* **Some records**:
- - - - -

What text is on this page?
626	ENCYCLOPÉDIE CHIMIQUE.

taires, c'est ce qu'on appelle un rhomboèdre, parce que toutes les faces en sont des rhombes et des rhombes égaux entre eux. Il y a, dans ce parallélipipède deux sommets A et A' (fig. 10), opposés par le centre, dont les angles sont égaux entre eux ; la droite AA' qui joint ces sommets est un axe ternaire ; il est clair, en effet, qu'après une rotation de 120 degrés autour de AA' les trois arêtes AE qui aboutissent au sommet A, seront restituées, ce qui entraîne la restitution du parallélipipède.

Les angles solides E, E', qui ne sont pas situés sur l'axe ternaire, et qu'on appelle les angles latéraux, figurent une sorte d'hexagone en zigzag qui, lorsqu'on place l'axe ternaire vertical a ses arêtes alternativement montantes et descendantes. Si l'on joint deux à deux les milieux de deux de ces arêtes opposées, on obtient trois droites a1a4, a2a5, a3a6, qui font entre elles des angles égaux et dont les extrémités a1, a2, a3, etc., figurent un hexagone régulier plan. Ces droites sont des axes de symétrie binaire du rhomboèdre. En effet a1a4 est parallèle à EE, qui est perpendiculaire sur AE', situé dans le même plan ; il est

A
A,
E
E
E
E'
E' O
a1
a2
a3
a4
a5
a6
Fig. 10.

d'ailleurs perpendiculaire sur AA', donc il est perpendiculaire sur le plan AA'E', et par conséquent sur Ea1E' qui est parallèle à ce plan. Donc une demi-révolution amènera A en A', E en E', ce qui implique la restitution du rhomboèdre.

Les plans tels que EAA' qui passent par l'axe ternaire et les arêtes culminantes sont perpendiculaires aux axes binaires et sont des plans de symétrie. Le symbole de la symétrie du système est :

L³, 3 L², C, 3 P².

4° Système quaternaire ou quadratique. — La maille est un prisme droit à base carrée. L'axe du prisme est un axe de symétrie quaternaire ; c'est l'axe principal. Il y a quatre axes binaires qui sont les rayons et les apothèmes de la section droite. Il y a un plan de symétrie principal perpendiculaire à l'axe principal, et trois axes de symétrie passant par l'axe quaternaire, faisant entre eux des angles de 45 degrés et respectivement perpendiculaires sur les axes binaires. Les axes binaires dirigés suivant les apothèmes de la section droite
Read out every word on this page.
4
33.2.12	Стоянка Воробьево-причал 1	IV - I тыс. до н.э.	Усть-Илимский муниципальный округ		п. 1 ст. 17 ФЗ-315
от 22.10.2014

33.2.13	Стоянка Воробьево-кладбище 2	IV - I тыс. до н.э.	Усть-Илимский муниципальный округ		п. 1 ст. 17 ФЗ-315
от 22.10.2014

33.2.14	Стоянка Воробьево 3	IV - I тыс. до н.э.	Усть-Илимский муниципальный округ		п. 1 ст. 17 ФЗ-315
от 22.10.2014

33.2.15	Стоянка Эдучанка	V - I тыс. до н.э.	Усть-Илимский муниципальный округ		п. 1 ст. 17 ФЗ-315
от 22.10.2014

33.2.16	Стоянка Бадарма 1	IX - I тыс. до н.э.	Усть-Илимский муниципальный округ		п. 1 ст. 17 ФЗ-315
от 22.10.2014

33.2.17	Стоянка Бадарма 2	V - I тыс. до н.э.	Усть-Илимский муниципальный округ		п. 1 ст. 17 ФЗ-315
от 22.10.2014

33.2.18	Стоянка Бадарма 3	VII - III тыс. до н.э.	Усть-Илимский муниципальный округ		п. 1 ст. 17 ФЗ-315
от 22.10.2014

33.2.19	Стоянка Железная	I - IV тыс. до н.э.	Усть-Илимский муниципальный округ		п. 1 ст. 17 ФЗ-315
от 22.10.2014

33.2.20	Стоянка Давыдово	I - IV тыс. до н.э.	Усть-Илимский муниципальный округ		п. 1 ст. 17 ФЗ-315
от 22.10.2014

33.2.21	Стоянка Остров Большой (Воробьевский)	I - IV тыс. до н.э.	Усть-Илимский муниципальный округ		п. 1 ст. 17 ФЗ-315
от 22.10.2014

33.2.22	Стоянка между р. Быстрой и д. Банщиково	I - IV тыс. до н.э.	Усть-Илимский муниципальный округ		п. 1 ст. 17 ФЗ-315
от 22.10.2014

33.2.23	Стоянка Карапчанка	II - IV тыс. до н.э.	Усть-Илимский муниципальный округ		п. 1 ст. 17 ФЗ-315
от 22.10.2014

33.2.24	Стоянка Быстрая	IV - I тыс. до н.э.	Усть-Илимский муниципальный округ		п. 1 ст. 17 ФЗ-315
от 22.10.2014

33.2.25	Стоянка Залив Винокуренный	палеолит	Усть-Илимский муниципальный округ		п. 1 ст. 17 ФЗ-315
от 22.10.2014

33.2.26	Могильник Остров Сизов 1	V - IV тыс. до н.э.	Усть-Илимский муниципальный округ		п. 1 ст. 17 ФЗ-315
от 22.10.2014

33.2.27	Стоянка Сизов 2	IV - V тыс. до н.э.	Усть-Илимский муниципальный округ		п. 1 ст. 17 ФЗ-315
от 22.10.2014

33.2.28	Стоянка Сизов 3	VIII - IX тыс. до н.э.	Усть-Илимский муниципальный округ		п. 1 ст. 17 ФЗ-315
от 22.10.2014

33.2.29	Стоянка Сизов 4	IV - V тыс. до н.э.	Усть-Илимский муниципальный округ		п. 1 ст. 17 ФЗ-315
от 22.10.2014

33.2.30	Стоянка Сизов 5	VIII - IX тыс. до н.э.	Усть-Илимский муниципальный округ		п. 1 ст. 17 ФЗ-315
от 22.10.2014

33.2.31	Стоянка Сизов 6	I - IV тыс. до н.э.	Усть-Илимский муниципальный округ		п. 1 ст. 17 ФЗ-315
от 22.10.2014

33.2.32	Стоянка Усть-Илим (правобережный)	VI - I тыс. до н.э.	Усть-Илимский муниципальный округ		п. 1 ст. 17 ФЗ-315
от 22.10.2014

- - - - -

* **THE EXERCISE**: How many lines in the data contain the string "Бадарма"? Respond with the number only.

* **TASK OUTPUT**: 3